### Your objective
Please copy all the lines that follow, word for word.

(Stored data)
+---+
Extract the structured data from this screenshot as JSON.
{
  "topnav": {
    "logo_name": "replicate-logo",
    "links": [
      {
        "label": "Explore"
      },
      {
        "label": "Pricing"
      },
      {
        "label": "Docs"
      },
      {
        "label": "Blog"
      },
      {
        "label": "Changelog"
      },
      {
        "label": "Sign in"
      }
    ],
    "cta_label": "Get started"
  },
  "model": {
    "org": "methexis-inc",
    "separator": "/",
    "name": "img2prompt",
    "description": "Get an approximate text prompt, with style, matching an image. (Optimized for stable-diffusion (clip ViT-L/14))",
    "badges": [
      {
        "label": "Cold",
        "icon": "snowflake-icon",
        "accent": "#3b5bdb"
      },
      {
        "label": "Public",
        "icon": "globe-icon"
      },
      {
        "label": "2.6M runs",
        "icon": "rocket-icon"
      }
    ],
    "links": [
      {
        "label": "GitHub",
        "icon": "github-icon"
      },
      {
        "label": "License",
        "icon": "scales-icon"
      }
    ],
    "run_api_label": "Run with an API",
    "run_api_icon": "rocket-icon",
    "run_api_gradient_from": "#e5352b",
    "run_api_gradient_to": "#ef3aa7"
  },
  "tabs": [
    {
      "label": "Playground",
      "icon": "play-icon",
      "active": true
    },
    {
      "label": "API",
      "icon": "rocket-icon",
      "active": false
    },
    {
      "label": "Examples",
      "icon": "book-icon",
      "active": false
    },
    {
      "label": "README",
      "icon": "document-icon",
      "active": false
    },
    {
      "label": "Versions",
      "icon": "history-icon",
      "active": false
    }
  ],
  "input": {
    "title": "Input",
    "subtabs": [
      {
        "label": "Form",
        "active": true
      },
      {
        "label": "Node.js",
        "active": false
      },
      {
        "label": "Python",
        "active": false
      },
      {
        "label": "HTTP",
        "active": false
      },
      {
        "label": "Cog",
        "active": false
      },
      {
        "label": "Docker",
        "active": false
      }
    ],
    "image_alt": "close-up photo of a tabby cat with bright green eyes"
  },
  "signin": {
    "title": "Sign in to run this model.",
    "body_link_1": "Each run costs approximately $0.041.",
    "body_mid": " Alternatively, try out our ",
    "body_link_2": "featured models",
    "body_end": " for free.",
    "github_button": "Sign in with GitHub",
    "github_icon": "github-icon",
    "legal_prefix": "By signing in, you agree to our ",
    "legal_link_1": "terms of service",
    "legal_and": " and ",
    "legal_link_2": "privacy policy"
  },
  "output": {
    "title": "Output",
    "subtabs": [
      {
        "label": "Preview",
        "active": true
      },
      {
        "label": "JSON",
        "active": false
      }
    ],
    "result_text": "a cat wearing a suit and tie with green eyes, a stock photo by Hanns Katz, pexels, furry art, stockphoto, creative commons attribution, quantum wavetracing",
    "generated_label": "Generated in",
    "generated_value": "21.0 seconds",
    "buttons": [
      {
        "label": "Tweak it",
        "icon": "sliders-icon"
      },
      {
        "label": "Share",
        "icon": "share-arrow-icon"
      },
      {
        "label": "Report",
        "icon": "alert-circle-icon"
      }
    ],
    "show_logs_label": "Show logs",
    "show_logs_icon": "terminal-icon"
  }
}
+---+
### Answer below
Extract the structured data from this screenshot as JSON.
{
  "topnav": {
    "logo_name": "replicate-logo",
    "links": [
      {
        "label": "Explore"
      },
      {
        "label": "Pricing"
      },
      {
        "label": "Docs"
      },
      {
        "label": "Blog"
      },
      {
        "label": "Changelog"
      },
      {
        "label": "Sign in"
      }
    ],
    "cta_label": "Get started"
  },
  "model": {
    "org": "methexis-inc",
    "separator": "/",
    "name": "img2prompt",
    "description": "Get an approximate text prompt, with style, matching an image. (Optimized for stable-diffusion (clip ViT-L/14))",
    "badges": [
      {
        "label": "Cold",
        "icon": "snowflake-icon",
        "accent": "#3b5bdb"
      },
      {
        "label": "Public",
        "icon": "globe-icon"
      },
      {
        "label": "2.6M runs",
        "icon": "rocket-icon"
      }
    ],
    "links": [
      {
        "label": "GitHub",
        "icon": "github-icon"
      },
      {
        "label": "License",
        "icon": "scales-icon"
      }
    ],
    "run_api_label": "Run with an API",
    "run_api_icon": "rocket-icon",
    "run_api_gradient_from": "#e5352b",
    "run_api_gradient_to": "#ef3aa7"
  },
  "tabs": [
    {
      "label": "Playground",
      "icon": "play-icon",
      "active": true
    },
    {
      "label": "API",
      "icon": "rocket-icon",
      "active": false
    },
    {
      "label": "Examples",
      "icon": "book-icon",
      "active": false
    },
    {
      "label": "README",
      "icon": "document-icon",
      "active": false
    },
    {
      "label": "Versions",
      "icon": "history-icon",
      "active": false
    }
  ],
  "input": {
    "title": "Input",
    "subtabs": [
      {
        "label": "Form",
        "active": true
      },
      {
        "label": "Node.js",
        "active": false
      },
      {
        "label": "Python",
        "active": false
      },
      {
        "label": "HTTP",
        "active": false
      },
      {
        "label": "Cog",
        "active": false
      },
      {
        "label": "Docker",
        "active": false
      }
    ],
    "image_alt": "close-up photo of a tabby cat with bright green eyes"
  },
  "signin": {
    "title": "Sign in to run this model.",
    "body_link_1": "Each run costs approximately $0.041.",
    "body_mid": " Alternatively, try out our ",
    "body_link_2": "featured models",
    "body_end": " for free.",
    "github_button": "Sign in with GitHub",
    "github_icon": "github-icon",
    "legal_prefix": "By signing in, you agree to our ",
    "legal_link_1": "terms of service",
    "legal_and": " and ",
    "legal_link_2": "privacy policy"
  },
  "output": {
    "title": "Output",
    "subtabs": [
      {
        "label": "Preview",
        "active": true
      },
      {
        "label": "JSON",
        "active": false
      }
    ],
    "result_text": "a cat wearing a suit and tie with green eyes, a stock photo by Hanns Katz, pexels, furry art, stockphoto, creative commons attribution, quantum wavetracing",
    "generated_label": "Generated in",
    "generated_value": "21.0 seconds",
    "buttons": [
      {
        "label": "Tweak it",
        "icon": "sliders-icon"
      },
      {
        "label": "Share",
        "icon": "share-arrow-icon"
      },
      {
        "label": "Report",
        "icon": "alert-circle-icon"
      }
    ],
    "show_logs_label": "Show logs",
    "show_logs_icon": "terminal-icon"
  }
}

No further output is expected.